RECORDS SHOWN:

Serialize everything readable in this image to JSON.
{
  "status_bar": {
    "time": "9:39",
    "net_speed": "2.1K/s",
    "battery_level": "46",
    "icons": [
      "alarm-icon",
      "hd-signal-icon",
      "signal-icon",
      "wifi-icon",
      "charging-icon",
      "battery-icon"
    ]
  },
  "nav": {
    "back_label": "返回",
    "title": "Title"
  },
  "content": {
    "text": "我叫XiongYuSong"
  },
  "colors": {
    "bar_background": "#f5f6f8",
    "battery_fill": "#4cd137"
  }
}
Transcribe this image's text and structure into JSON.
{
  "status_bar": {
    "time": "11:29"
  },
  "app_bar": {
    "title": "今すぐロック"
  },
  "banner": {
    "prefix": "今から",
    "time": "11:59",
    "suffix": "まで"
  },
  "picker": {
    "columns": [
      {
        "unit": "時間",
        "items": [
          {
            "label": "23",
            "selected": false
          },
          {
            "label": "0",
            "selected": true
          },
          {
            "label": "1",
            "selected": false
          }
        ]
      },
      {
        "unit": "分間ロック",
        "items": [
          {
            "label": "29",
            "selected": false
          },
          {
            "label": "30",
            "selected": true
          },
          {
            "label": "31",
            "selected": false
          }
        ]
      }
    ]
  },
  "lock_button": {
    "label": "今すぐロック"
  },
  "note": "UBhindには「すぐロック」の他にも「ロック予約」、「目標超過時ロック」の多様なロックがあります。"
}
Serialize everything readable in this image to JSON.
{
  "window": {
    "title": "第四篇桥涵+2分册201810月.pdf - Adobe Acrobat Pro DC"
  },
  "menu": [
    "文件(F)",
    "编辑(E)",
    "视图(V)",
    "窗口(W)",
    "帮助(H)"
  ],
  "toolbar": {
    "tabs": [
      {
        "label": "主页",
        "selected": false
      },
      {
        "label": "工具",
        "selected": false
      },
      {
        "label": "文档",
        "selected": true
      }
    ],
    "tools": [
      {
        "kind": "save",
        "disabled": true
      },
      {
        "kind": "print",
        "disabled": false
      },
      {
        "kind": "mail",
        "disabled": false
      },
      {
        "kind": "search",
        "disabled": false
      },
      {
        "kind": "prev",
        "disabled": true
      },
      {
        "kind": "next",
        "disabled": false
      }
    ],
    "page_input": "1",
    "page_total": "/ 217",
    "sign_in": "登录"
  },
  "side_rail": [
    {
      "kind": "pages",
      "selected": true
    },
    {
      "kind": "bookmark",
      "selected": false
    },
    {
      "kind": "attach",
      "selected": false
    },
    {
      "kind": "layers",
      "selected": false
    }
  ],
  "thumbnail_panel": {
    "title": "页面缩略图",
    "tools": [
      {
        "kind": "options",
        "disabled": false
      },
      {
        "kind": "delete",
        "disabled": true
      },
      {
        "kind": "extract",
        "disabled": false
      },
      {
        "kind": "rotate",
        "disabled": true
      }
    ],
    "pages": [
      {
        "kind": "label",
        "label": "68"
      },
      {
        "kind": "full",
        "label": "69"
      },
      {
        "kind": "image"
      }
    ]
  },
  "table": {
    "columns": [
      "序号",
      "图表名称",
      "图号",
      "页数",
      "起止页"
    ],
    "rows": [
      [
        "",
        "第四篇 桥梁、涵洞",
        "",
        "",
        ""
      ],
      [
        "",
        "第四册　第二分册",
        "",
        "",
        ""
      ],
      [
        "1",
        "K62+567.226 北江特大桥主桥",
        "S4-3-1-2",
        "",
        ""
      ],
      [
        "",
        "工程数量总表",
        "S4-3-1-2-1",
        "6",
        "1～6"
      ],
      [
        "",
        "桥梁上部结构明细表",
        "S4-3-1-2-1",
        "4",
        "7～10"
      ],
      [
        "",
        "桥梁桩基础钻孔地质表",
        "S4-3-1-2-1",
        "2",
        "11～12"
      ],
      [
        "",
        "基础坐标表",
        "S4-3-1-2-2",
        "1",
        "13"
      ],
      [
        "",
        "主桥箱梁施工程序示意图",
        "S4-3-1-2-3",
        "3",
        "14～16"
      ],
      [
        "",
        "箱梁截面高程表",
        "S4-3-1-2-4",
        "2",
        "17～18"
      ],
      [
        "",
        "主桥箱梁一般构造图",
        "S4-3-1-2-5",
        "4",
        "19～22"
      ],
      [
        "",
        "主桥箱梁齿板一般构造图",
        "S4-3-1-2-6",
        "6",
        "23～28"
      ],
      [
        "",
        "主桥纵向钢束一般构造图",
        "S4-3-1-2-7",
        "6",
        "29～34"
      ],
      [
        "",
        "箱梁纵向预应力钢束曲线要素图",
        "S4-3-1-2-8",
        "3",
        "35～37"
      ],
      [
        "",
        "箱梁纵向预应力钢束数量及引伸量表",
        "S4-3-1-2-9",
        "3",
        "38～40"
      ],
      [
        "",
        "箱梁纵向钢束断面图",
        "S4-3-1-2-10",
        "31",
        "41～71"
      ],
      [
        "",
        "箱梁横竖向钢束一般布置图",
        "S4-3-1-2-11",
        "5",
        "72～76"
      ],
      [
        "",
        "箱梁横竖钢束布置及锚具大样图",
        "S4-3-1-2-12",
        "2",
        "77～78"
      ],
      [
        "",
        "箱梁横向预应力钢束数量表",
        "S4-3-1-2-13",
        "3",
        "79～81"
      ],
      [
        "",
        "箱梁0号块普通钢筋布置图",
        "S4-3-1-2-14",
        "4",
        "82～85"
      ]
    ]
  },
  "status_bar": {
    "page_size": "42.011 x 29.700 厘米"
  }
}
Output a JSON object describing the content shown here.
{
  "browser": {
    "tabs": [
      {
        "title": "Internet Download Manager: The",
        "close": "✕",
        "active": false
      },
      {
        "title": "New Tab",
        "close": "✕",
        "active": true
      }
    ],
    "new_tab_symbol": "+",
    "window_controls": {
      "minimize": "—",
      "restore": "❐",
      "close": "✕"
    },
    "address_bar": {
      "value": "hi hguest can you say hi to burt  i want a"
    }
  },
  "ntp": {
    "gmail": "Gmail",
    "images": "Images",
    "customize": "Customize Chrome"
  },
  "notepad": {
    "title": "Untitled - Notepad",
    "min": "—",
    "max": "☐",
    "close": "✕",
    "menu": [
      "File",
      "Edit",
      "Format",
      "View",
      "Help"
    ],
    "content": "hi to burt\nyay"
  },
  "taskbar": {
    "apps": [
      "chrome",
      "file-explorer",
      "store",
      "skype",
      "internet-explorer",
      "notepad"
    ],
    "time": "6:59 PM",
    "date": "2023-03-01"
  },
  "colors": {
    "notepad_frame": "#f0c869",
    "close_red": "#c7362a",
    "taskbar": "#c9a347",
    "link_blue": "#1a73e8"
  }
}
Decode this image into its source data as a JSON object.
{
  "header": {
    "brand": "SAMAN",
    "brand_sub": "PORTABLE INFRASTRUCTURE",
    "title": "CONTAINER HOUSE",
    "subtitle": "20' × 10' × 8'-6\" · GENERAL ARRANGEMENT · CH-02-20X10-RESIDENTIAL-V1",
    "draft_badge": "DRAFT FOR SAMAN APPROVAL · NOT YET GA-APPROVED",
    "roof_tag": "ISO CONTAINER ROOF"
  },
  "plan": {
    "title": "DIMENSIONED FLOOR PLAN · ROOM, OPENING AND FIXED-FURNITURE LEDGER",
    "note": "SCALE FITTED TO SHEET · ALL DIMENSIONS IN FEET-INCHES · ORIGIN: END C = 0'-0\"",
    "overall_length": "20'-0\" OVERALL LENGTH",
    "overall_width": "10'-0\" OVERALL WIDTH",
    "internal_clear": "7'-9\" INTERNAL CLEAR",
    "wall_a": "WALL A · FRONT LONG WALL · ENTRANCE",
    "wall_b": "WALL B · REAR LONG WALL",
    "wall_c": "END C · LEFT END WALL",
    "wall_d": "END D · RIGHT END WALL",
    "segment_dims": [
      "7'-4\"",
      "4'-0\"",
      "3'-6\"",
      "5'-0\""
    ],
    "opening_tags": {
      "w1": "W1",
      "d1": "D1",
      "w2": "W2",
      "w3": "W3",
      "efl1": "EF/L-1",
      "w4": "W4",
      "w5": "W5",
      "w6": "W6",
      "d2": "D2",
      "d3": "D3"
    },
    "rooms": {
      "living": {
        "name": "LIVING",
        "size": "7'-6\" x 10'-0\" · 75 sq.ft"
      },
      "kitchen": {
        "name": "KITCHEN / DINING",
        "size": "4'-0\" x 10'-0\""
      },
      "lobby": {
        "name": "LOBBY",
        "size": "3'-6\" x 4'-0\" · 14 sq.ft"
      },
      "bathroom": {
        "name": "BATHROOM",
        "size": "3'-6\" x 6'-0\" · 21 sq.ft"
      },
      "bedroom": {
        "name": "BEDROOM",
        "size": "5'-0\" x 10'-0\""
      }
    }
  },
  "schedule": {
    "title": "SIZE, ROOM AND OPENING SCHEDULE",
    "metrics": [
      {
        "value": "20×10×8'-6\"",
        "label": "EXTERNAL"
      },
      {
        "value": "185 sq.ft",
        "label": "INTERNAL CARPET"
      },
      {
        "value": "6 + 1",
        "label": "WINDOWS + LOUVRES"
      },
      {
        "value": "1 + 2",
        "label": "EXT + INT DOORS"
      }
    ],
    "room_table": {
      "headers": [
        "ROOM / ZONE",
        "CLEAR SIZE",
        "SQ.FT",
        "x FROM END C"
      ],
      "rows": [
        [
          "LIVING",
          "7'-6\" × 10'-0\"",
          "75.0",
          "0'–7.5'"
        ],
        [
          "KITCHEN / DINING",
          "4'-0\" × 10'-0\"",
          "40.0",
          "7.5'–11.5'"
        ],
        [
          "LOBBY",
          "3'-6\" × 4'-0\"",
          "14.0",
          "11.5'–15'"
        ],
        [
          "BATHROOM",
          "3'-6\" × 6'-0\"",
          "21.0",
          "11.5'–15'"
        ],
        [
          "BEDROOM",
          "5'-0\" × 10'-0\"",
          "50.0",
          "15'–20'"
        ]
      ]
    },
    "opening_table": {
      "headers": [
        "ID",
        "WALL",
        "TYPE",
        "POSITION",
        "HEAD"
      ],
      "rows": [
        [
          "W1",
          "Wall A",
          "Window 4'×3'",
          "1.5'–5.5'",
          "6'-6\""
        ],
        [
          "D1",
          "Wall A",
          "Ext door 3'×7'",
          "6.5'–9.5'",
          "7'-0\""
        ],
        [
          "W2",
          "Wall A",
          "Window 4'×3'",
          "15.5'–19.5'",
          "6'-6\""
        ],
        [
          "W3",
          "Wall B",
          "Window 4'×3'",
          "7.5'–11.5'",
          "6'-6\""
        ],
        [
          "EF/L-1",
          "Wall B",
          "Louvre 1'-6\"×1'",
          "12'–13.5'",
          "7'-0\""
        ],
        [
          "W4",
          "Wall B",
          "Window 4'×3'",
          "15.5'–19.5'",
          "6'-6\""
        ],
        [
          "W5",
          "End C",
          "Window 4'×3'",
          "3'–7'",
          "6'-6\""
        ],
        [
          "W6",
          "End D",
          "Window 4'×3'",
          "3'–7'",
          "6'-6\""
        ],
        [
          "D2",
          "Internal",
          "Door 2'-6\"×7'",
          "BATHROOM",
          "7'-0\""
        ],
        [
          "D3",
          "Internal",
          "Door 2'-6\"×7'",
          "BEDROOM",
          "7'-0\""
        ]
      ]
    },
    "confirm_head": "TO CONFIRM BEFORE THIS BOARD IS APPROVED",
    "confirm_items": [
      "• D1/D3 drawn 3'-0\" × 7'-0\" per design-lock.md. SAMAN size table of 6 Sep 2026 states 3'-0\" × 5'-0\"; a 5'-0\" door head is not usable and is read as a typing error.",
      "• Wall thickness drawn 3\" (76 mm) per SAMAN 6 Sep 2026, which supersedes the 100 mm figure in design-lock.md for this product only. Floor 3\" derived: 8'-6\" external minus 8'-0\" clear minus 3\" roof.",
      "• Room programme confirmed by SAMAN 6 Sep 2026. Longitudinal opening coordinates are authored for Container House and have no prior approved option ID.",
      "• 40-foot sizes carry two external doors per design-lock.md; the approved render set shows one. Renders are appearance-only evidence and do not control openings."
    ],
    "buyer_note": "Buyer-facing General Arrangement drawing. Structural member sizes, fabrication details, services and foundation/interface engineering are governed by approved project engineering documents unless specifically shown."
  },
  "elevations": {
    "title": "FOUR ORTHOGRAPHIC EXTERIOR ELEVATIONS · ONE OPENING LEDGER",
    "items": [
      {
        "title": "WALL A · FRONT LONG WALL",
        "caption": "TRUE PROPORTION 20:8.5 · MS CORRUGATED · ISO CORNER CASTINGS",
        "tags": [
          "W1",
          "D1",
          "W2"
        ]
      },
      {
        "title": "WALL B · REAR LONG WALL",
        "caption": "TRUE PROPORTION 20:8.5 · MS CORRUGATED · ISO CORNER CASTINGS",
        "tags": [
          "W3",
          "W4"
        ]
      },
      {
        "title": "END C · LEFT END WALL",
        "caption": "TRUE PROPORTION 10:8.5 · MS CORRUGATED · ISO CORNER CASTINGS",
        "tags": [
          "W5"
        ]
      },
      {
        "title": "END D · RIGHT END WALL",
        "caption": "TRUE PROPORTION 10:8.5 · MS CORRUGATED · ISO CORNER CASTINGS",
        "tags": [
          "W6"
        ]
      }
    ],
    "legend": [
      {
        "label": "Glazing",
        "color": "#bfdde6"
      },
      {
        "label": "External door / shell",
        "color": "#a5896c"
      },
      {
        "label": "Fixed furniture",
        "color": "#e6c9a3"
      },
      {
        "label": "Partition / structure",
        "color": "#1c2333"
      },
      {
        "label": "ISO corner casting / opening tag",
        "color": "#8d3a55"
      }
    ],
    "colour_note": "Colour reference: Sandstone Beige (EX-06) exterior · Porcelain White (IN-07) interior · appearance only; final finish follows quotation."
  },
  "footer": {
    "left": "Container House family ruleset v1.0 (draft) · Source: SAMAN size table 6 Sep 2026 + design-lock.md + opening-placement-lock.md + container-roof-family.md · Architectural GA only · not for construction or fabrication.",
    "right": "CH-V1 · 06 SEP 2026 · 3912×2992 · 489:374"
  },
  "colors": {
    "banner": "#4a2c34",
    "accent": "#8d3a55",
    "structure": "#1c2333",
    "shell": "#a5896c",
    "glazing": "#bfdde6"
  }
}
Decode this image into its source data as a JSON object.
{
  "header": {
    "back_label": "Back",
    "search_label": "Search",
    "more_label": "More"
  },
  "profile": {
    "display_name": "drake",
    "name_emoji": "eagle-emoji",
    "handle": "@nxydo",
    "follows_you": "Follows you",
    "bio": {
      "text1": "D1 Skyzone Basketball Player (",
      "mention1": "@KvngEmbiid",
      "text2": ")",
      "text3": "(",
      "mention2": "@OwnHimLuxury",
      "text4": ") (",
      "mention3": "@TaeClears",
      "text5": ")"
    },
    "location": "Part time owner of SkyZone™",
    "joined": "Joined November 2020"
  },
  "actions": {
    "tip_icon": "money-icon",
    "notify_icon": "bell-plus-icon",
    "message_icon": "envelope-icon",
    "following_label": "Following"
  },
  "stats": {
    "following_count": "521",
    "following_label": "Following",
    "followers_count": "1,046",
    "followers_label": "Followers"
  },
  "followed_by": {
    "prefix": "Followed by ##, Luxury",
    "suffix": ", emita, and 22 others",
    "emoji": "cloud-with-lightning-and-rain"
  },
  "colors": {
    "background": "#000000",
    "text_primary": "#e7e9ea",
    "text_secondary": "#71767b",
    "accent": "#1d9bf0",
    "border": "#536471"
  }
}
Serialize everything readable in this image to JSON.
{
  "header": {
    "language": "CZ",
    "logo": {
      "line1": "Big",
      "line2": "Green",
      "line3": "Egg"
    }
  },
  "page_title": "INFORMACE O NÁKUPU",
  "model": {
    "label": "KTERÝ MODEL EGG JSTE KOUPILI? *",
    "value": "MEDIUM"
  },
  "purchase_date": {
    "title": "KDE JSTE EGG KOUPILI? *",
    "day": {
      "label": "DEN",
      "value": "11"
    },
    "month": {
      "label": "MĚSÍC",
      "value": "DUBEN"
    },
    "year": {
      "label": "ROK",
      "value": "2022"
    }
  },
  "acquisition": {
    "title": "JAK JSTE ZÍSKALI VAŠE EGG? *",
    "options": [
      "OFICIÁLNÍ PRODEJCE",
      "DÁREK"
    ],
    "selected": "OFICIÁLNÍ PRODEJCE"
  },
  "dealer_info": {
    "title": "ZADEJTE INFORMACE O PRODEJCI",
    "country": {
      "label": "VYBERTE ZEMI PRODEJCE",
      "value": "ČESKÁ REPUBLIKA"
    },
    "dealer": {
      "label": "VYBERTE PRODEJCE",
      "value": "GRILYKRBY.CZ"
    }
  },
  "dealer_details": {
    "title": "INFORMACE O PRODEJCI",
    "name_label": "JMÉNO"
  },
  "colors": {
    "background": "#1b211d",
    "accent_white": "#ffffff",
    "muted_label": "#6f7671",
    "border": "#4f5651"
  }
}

SHORT PROBLEM: In the lines above, find each one with "INFORMACE" and list it.

EXERCISE RESULT:
  "page_title": "INFORMACE O NÁKUPU",
    "title": "ZADEJTE INFORMACE O PRODEJCI",
    "title": "INFORMACE O PRODEJCI",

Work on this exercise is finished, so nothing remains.